>> BEGIN
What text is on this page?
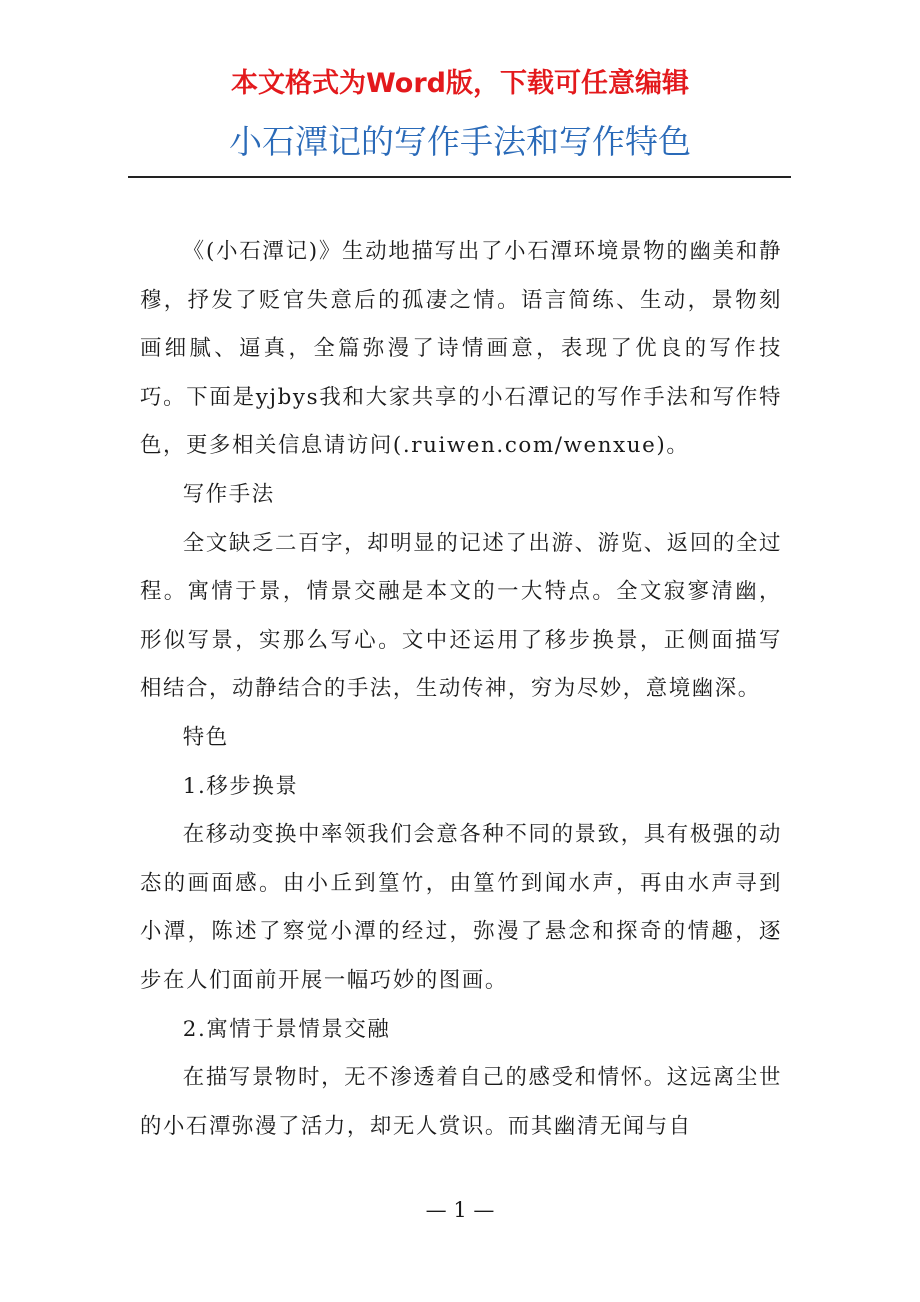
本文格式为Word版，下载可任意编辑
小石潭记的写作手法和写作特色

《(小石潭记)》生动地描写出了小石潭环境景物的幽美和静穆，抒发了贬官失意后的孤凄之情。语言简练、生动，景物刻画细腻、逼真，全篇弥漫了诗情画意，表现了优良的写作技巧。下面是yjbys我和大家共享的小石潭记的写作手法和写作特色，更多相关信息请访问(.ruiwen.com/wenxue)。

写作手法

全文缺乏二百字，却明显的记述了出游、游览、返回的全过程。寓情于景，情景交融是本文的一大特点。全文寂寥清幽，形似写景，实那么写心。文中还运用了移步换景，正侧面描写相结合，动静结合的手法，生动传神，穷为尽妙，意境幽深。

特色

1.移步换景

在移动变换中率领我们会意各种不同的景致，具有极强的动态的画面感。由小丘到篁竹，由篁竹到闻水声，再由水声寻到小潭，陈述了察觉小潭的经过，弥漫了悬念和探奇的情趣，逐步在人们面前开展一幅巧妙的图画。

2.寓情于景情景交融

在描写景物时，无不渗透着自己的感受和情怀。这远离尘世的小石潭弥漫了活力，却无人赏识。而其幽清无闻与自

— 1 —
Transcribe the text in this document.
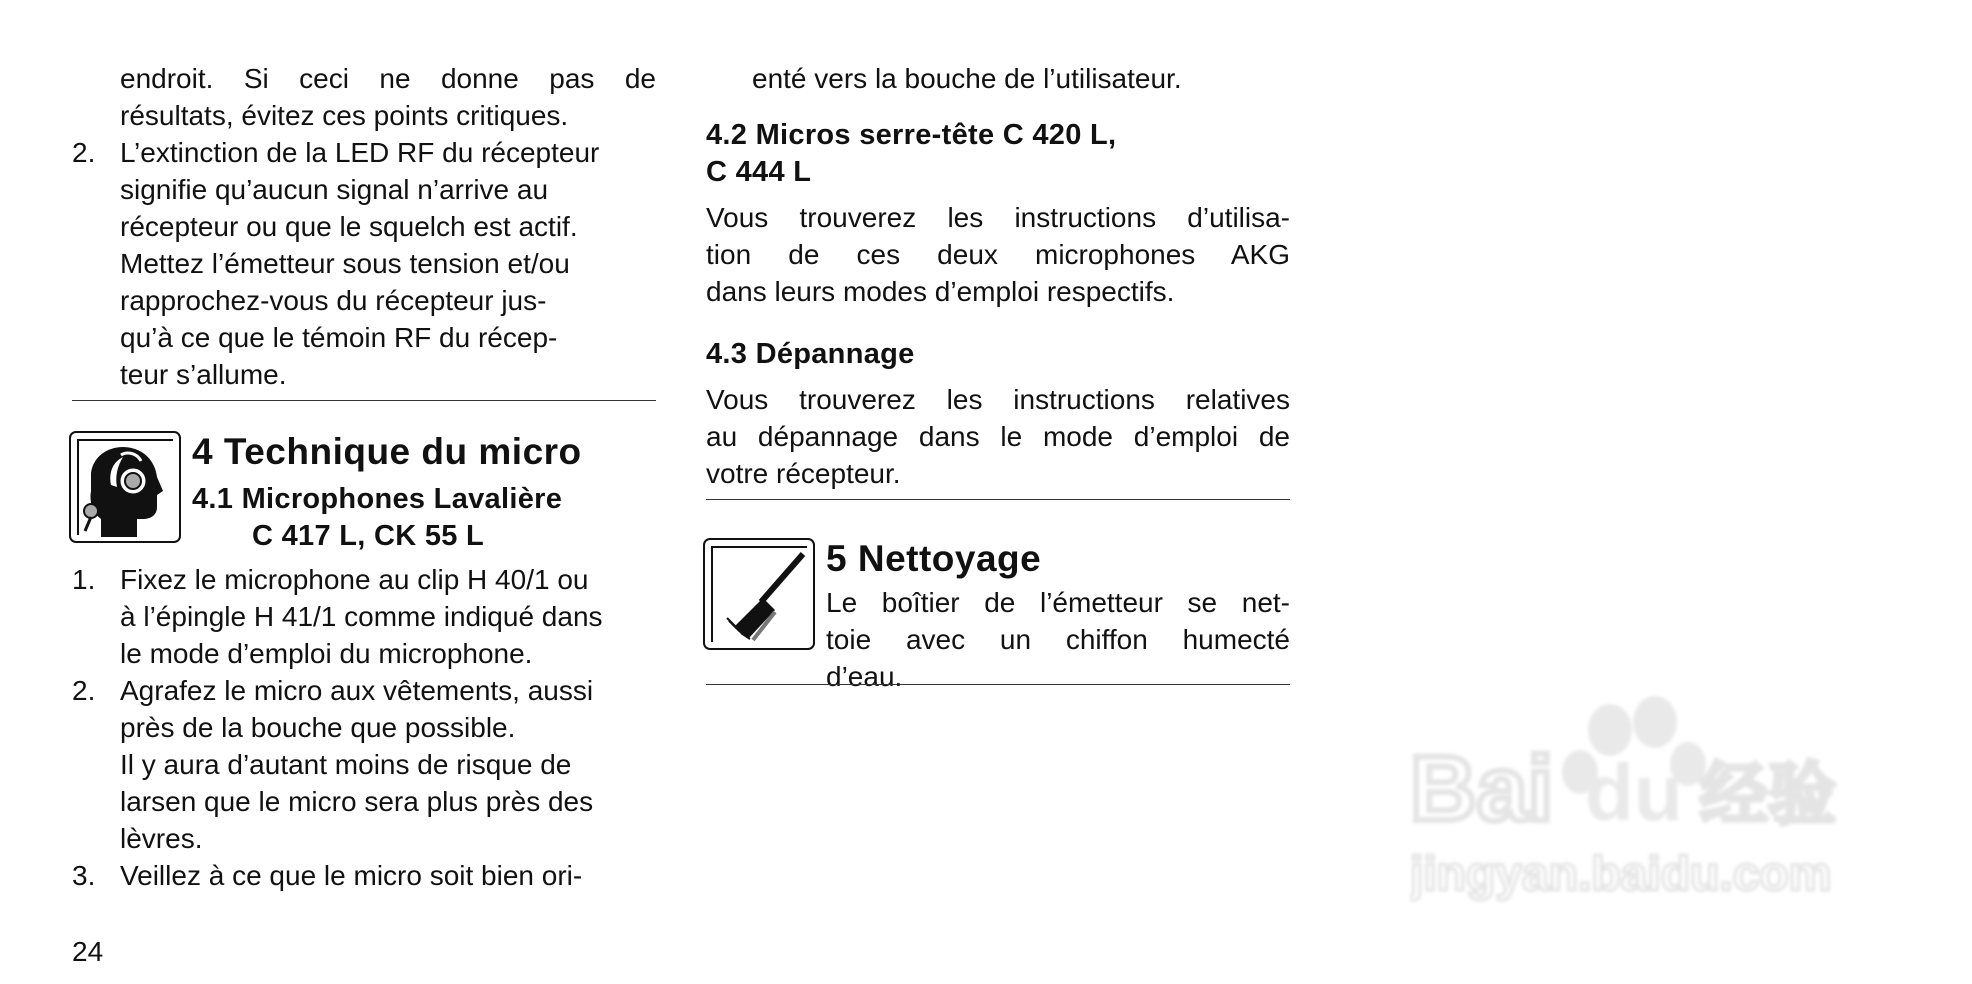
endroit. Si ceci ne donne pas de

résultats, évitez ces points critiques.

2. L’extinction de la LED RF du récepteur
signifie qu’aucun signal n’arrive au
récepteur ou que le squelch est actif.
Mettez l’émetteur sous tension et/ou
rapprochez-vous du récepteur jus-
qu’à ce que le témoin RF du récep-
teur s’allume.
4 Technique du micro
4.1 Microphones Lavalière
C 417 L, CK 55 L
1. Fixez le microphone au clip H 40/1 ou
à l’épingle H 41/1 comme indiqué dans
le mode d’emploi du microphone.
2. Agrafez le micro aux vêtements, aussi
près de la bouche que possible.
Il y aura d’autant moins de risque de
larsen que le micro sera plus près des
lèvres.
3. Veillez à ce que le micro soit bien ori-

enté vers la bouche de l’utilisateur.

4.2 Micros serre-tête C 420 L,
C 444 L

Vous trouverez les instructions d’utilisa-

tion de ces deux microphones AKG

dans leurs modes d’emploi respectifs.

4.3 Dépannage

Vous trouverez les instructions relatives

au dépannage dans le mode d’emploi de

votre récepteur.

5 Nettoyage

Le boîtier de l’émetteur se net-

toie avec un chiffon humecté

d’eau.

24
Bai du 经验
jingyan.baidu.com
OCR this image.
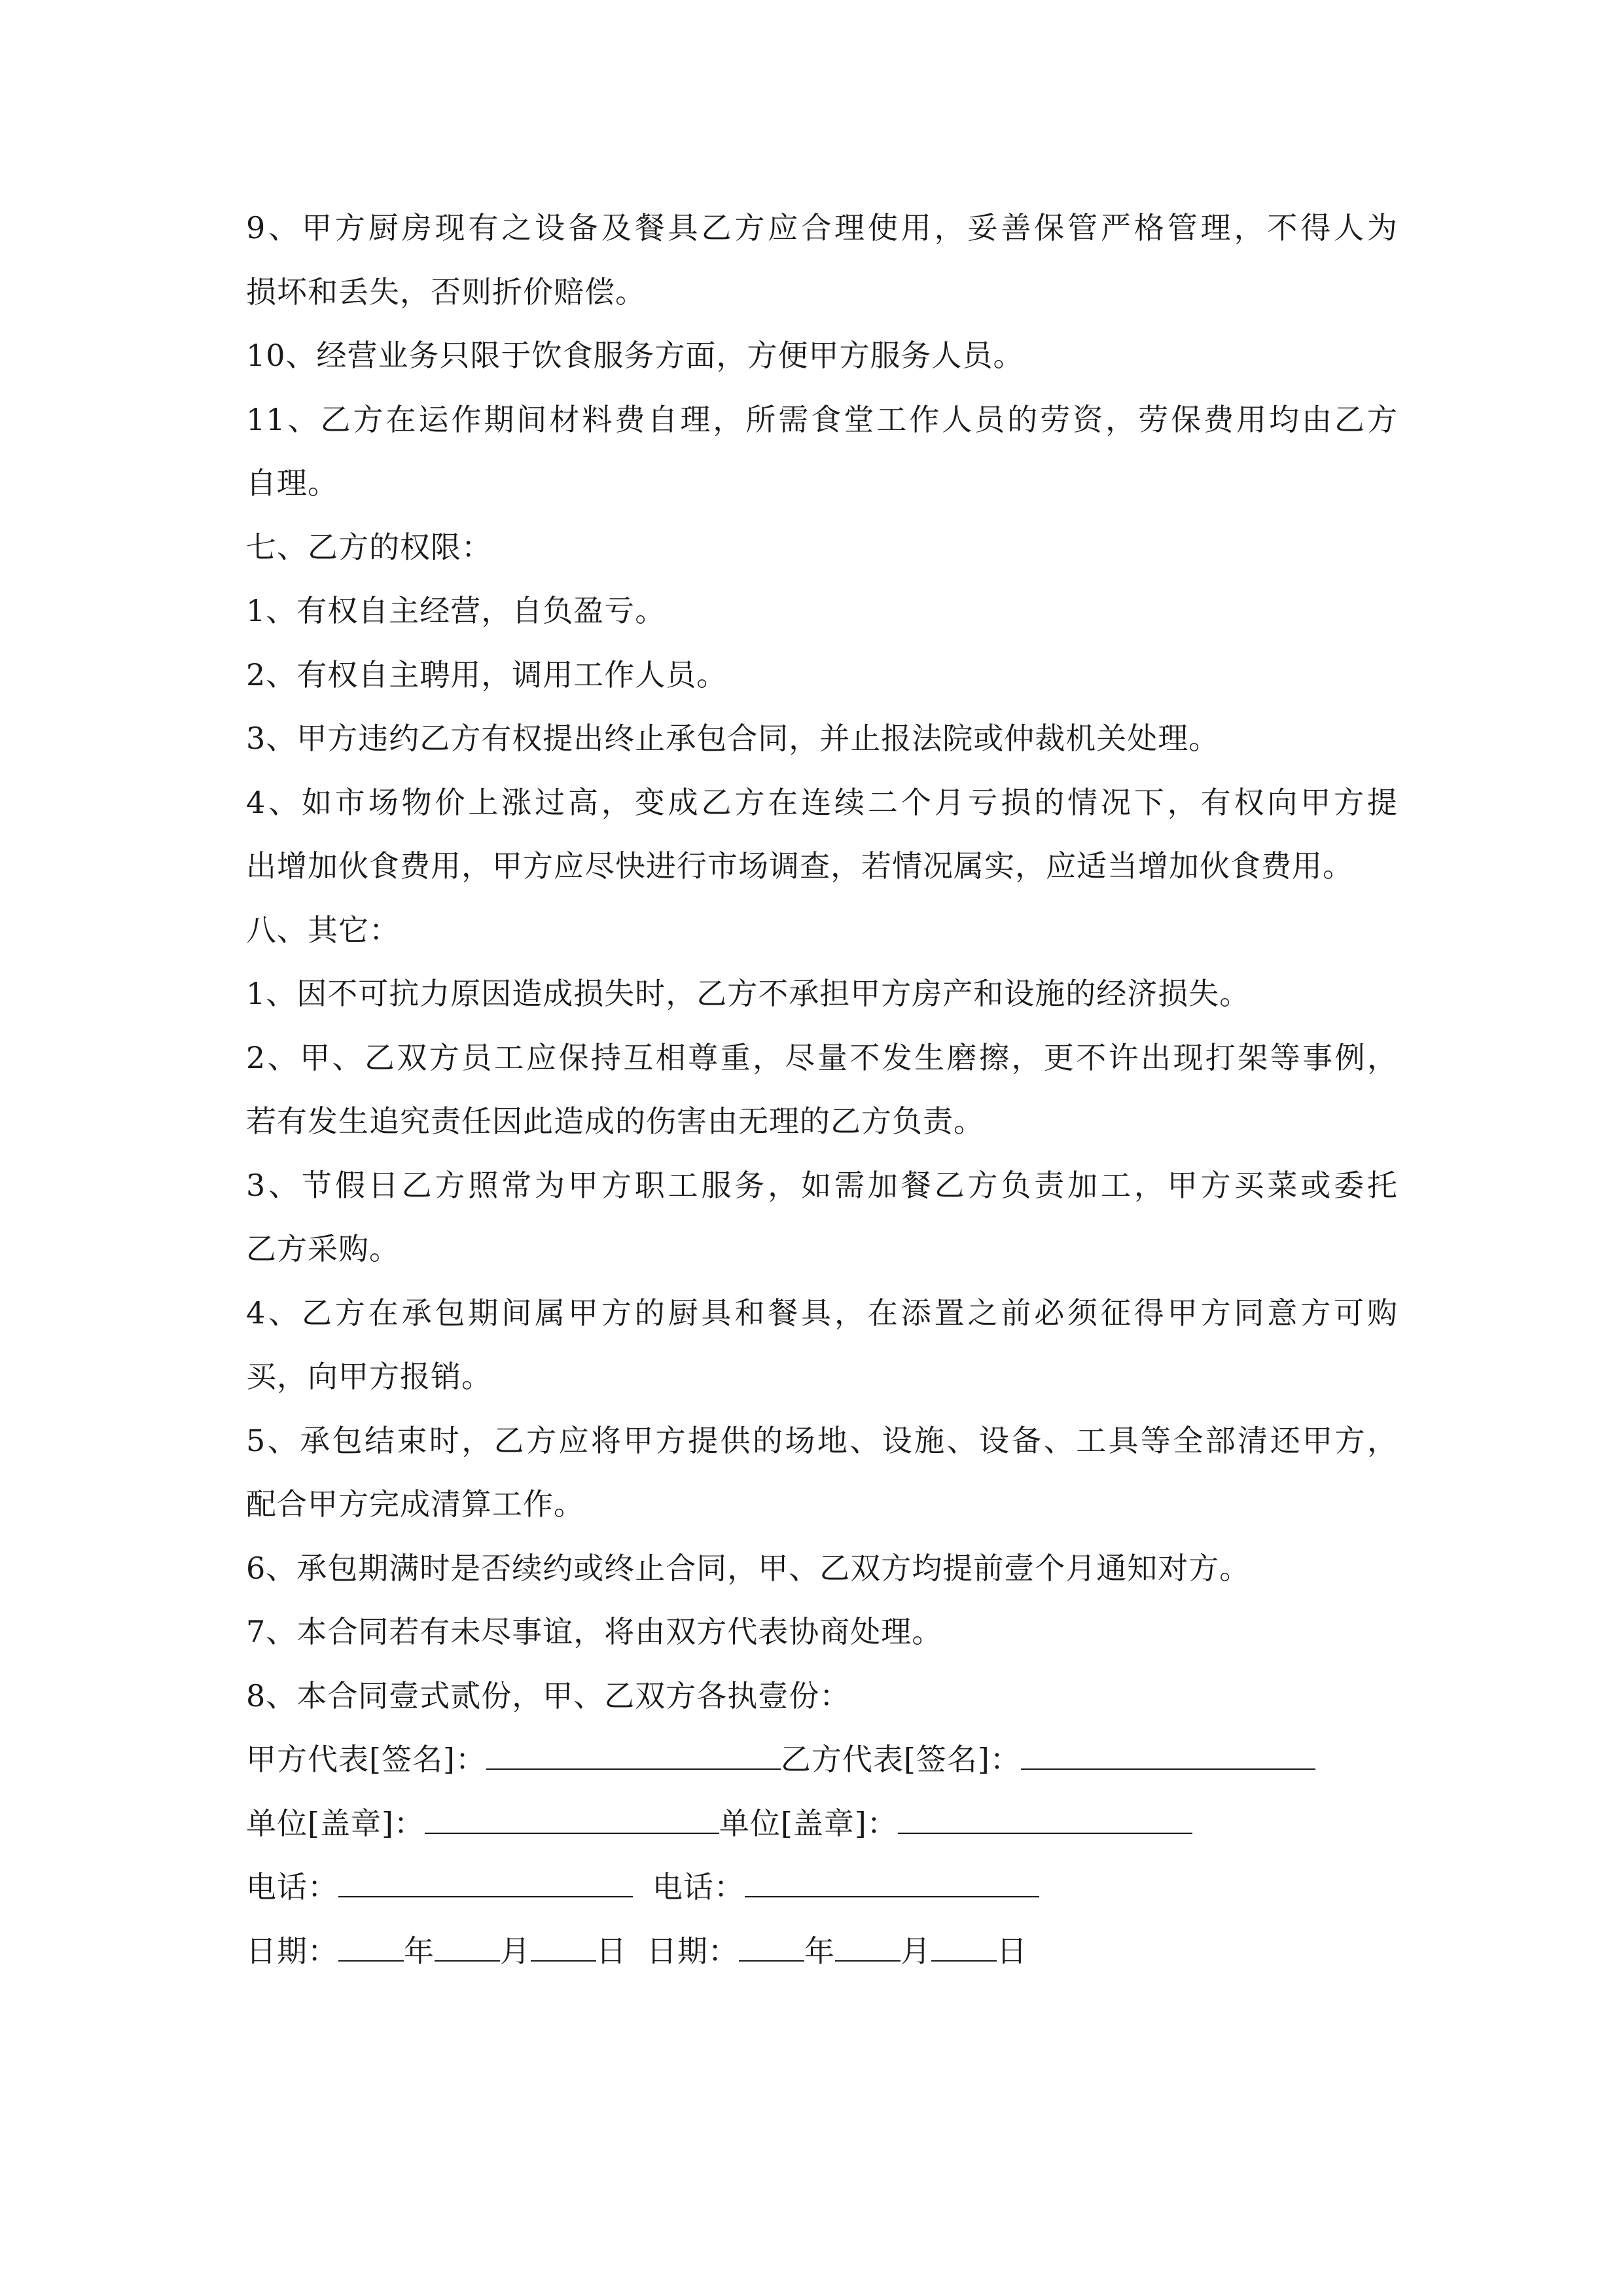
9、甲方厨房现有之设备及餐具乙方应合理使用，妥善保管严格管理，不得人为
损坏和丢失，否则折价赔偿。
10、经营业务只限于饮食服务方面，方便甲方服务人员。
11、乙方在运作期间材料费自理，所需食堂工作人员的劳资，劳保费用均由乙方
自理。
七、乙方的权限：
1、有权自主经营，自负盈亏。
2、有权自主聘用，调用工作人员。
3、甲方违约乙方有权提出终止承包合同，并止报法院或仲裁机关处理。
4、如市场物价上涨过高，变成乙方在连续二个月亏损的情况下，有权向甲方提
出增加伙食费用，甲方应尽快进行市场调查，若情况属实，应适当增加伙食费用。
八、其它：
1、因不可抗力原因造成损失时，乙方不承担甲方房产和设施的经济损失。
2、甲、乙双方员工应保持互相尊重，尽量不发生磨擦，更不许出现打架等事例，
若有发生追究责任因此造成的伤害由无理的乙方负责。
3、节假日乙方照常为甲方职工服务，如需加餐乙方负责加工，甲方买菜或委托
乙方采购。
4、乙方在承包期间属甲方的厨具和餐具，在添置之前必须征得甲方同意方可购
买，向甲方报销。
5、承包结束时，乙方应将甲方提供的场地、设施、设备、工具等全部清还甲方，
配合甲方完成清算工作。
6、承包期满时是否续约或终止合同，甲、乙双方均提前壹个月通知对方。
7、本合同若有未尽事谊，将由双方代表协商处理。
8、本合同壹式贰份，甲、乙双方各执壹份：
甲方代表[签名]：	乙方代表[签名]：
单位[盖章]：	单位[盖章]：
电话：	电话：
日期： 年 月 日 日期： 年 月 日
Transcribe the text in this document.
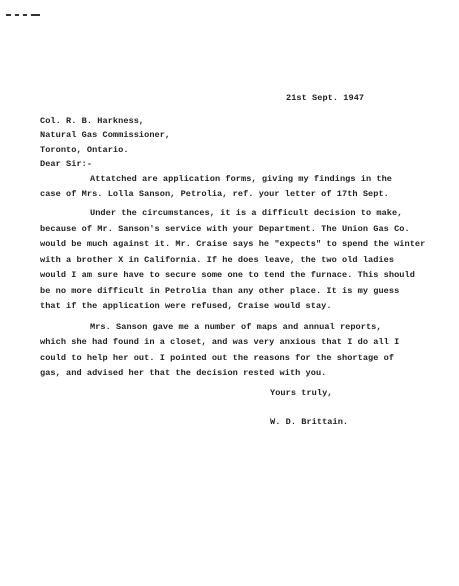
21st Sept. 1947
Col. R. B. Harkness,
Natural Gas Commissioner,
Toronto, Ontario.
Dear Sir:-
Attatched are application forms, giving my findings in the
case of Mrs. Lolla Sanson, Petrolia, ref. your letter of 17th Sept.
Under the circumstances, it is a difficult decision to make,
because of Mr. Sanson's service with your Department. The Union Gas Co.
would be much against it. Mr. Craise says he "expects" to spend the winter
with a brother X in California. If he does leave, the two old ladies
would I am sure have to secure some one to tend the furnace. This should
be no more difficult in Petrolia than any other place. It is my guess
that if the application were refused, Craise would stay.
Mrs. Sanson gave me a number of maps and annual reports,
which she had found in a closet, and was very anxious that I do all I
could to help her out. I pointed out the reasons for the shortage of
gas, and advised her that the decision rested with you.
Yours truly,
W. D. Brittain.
>> END
§ What the exercise asks: From the records above, pull out every line containing the word "Sept".

§ Final answer:
21st Sept. 1947
case of Mrs. Lolla Sanson, Petrolia, ref. your letter of 17th Sept.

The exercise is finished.